§ THE PROBLEM
Retype the whole listing verbatim and keep the pictures out of it.
********************
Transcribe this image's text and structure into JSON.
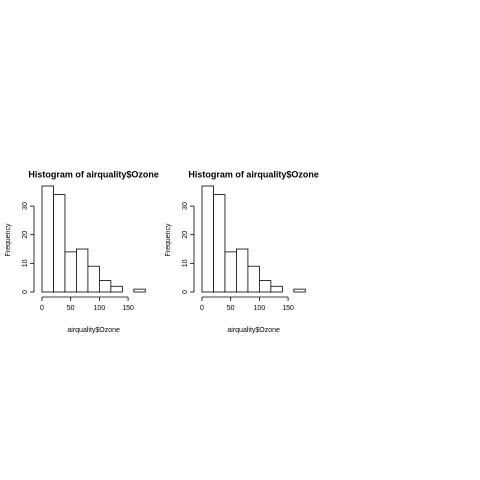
{
  "chart_data": [
    {
      "type": "histogram",
      "title": "Histogram of airquality$Ozone",
      "xlabel": "airquality$Ozone",
      "ylabel": "Frequency",
      "bins": [
        0,
        20,
        40,
        60,
        80,
        100,
        120,
        140,
        160,
        180
      ],
      "values": [
        37,
        34,
        14,
        15,
        9,
        4,
        2,
        0,
        1
      ],
      "xlim": [
        0,
        180
      ],
      "ylim": [
        0,
        37
      ],
      "xticks": [
        0,
        50,
        100,
        150
      ],
      "yticks": [
        0,
        10,
        20,
        30
      ]
    },
    {
      "type": "histogram",
      "title": "Histogram of airquality$Ozone",
      "xlabel": "airquality$Ozone",
      "ylabel": "Frequency",
      "bins": [
        0,
        20,
        40,
        60,
        80,
        100,
        120,
        140,
        160,
        180
      ],
      "values": [
        37,
        34,
        14,
        15,
        9,
        4,
        2,
        0,
        1
      ],
      "xlim": [
        0,
        180
      ],
      "ylim": [
        0,
        37
      ],
      "xticks": [
        0,
        50,
        100,
        150
      ],
      "yticks": [
        0,
        10,
        20,
        30
      ]
    }
  ]
}
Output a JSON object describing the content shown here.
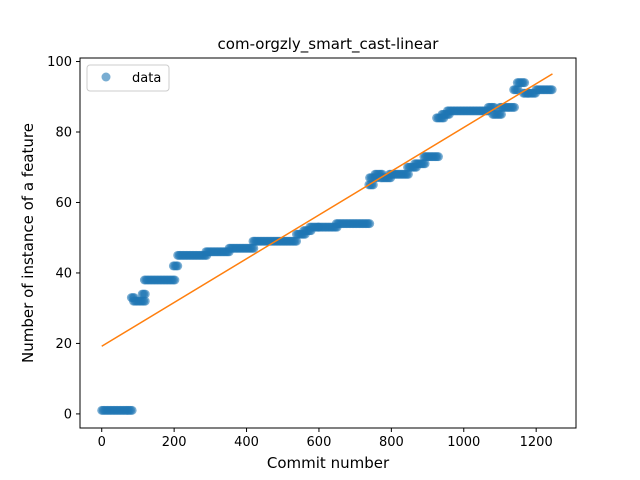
{
  "chart_data": {
    "type": "scatter",
    "title": "com-orgzly_smart_cast-linear",
    "xlabel": "Commit number",
    "ylabel": "Number of instance of a feature",
    "xlim": [
      -60,
      1310
    ],
    "ylim": [
      -4,
      101
    ],
    "xticks": [
      0,
      200,
      400,
      600,
      800,
      1000,
      1200
    ],
    "yticks": [
      0,
      20,
      40,
      60,
      80,
      100
    ],
    "grid": false,
    "legend": {
      "placement": "top-left",
      "entries": [
        "data"
      ]
    },
    "colors": {
      "data": "#1f77b4",
      "fit": "#ff7f0e"
    },
    "series": [
      {
        "name": "data",
        "kind": "scatter",
        "segments": [
          {
            "x0": 0,
            "x1": 85,
            "y": 1
          },
          {
            "x0": 82,
            "x1": 90,
            "y": 33
          },
          {
            "x0": 88,
            "x1": 120,
            "y": 32
          },
          {
            "x0": 112,
            "x1": 122,
            "y": 34
          },
          {
            "x0": 118,
            "x1": 205,
            "y": 38
          },
          {
            "x0": 198,
            "x1": 212,
            "y": 42
          },
          {
            "x0": 210,
            "x1": 290,
            "y": 45
          },
          {
            "x0": 288,
            "x1": 355,
            "y": 46
          },
          {
            "x0": 352,
            "x1": 420,
            "y": 47
          },
          {
            "x0": 418,
            "x1": 540,
            "y": 49
          },
          {
            "x0": 538,
            "x1": 562,
            "y": 51
          },
          {
            "x0": 558,
            "x1": 580,
            "y": 52
          },
          {
            "x0": 575,
            "x1": 600,
            "y": 53
          },
          {
            "x0": 598,
            "x1": 650,
            "y": 53
          },
          {
            "x0": 648,
            "x1": 740,
            "y": 54
          },
          {
            "x0": 738,
            "x1": 750,
            "y": 65
          },
          {
            "x0": 740,
            "x1": 760,
            "y": 67
          },
          {
            "x0": 755,
            "x1": 775,
            "y": 68
          },
          {
            "x0": 770,
            "x1": 800,
            "y": 67
          },
          {
            "x0": 795,
            "x1": 850,
            "y": 68
          },
          {
            "x0": 845,
            "x1": 870,
            "y": 70
          },
          {
            "x0": 865,
            "x1": 895,
            "y": 71
          },
          {
            "x0": 890,
            "x1": 930,
            "y": 73
          },
          {
            "x0": 925,
            "x1": 945,
            "y": 84
          },
          {
            "x0": 940,
            "x1": 960,
            "y": 85
          },
          {
            "x0": 955,
            "x1": 1070,
            "y": 86
          },
          {
            "x0": 1068,
            "x1": 1085,
            "y": 87
          },
          {
            "x0": 1080,
            "x1": 1105,
            "y": 85
          },
          {
            "x0": 1100,
            "x1": 1140,
            "y": 87
          },
          {
            "x0": 1138,
            "x1": 1150,
            "y": 92
          },
          {
            "x0": 1148,
            "x1": 1170,
            "y": 94
          },
          {
            "x0": 1165,
            "x1": 1180,
            "y": 91
          },
          {
            "x0": 1178,
            "x1": 1200,
            "y": 91
          },
          {
            "x0": 1200,
            "x1": 1245,
            "y": 92
          }
        ]
      },
      {
        "name": "",
        "kind": "line",
        "x": [
          0,
          1245
        ],
        "y": [
          19.2,
          96.5
        ]
      }
    ]
  }
}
********************
§ RESPONSE BELOW
Transcribe this image's text and structure into JSON.
{
  "chart_data": [
    {
      "type": "histogram",
      "title": "Histogram of airquality$Ozone",
      "xlabel": "airquality$Ozone",
      "ylabel": "Frequency",
      "bins": [
        0,
        20,
        40,
        60,
        80,
        100,
        120,
        140,
        160,
        180
      ],
      "values": [
        37,
        34,
        14,
        15,
        9,
        4,
        2,
        0,
        1
      ],
      "xlim": [
        0,
        180
      ],
      "ylim": [
        0,
        37
      ],
      "xticks": [
        0,
        50,
        100,
        150
      ],
      "yticks": [
        0,
        10,
        20,
        30
      ]
    },
    {
      "type": "histogram",
      "title": "Histogram of airquality$Ozone",
      "xlabel": "airquality$Ozone",
      "ylabel": "Frequency",
      "bins": [
        0,
        20,
        40,
        60,
        80,
        100,
        120,
        140,
        160,
        180
      ],
      "values": [
        37,
        34,
        14,
        15,
        9,
        4,
        2,
        0,
        1
      ],
      "xlim": [
        0,
        180
      ],
      "ylim": [
        0,
        37
      ],
      "xticks": [
        0,
        50,
        100,
        150
      ],
      "yticks": [
        0,
        10,
        20,
        30
      ]
    }
  ]
}
Output a JSON object describing the content shown here.
{
  "chart_data": {
    "type": "scatter",
    "title": "com-orgzly_smart_cast-linear",
    "xlabel": "Commit number",
    "ylabel": "Number of instance of a feature",
    "xlim": [
      -60,
      1310
    ],
    "ylim": [
      -4,
      101
    ],
    "xticks": [
      0,
      200,
      400,
      600,
      800,
      1000,
      1200
    ],
    "yticks": [
      0,
      20,
      40,
      60,
      80,
      100
    ],
    "grid": false,
    "legend": {
      "placement": "top-left",
      "entries": [
        "data"
      ]
    },
    "colors": {
      "data": "#1f77b4",
      "fit": "#ff7f0e"
    },
    "series": [
      {
        "name": "data",
        "kind": "scatter",
        "segments": [
          {
            "x0": 0,
            "x1": 85,
            "y": 1
          },
          {
            "x0": 82,
            "x1": 90,
            "y": 33
          },
          {
            "x0": 88,
            "x1": 120,
            "y": 32
          },
          {
            "x0": 112,
            "x1": 122,
            "y": 34
          },
          {
            "x0": 118,
            "x1": 205,
            "y": 38
          },
          {
            "x0": 198,
            "x1": 212,
            "y": 42
          },
          {
            "x0": 210,
            "x1": 290,
            "y": 45
          },
          {
            "x0": 288,
            "x1": 355,
            "y": 46
          },
          {
            "x0": 352,
            "x1": 420,
            "y": 47
          },
          {
            "x0": 418,
            "x1": 540,
            "y": 49
          },
          {
            "x0": 538,
            "x1": 562,
            "y": 51
          },
          {
            "x0": 558,
            "x1": 580,
            "y": 52
          },
          {
            "x0": 575,
            "x1": 600,
            "y": 53
          },
          {
            "x0": 598,
            "x1": 650,
            "y": 53
          },
          {
            "x0": 648,
            "x1": 740,
            "y": 54
          },
          {
            "x0": 738,
            "x1": 750,
            "y": 65
          },
          {
            "x0": 740,
            "x1": 760,
            "y": 67
          },
          {
            "x0": 755,
            "x1": 775,
            "y": 68
          },
          {
            "x0": 770,
            "x1": 800,
            "y": 67
          },
          {
            "x0": 795,
            "x1": 850,
            "y": 68
          },
          {
            "x0": 845,
            "x1": 870,
            "y": 70
          },
          {
            "x0": 865,
            "x1": 895,
            "y": 71
          },
          {
            "x0": 890,
            "x1": 930,
            "y": 73
          },
          {
            "x0": 925,
            "x1": 945,
            "y": 84
          },
          {
            "x0": 940,
            "x1": 960,
            "y": 85
          },
          {
            "x0": 955,
            "x1": 1070,
            "y": 86
          },
          {
            "x0": 1068,
            "x1": 1085,
            "y": 87
          },
          {
            "x0": 1080,
            "x1": 1105,
            "y": 85
          },
          {
            "x0": 1100,
            "x1": 1140,
            "y": 87
          },
          {
            "x0": 1138,
            "x1": 1150,
            "y": 92
          },
          {
            "x0": 1148,
            "x1": 1170,
            "y": 94
          },
          {
            "x0": 1165,
            "x1": 1180,
            "y": 91
          },
          {
            "x0": 1178,
            "x1": 1200,
            "y": 91
          },
          {
            "x0": 1200,
            "x1": 1245,
            "y": 92
          }
        ]
      },
      {
        "name": "",
        "kind": "line",
        "x": [
          0,
          1245
        ],
        "y": [
          19.2,
          96.5
        ]
      }
    ]
  }
}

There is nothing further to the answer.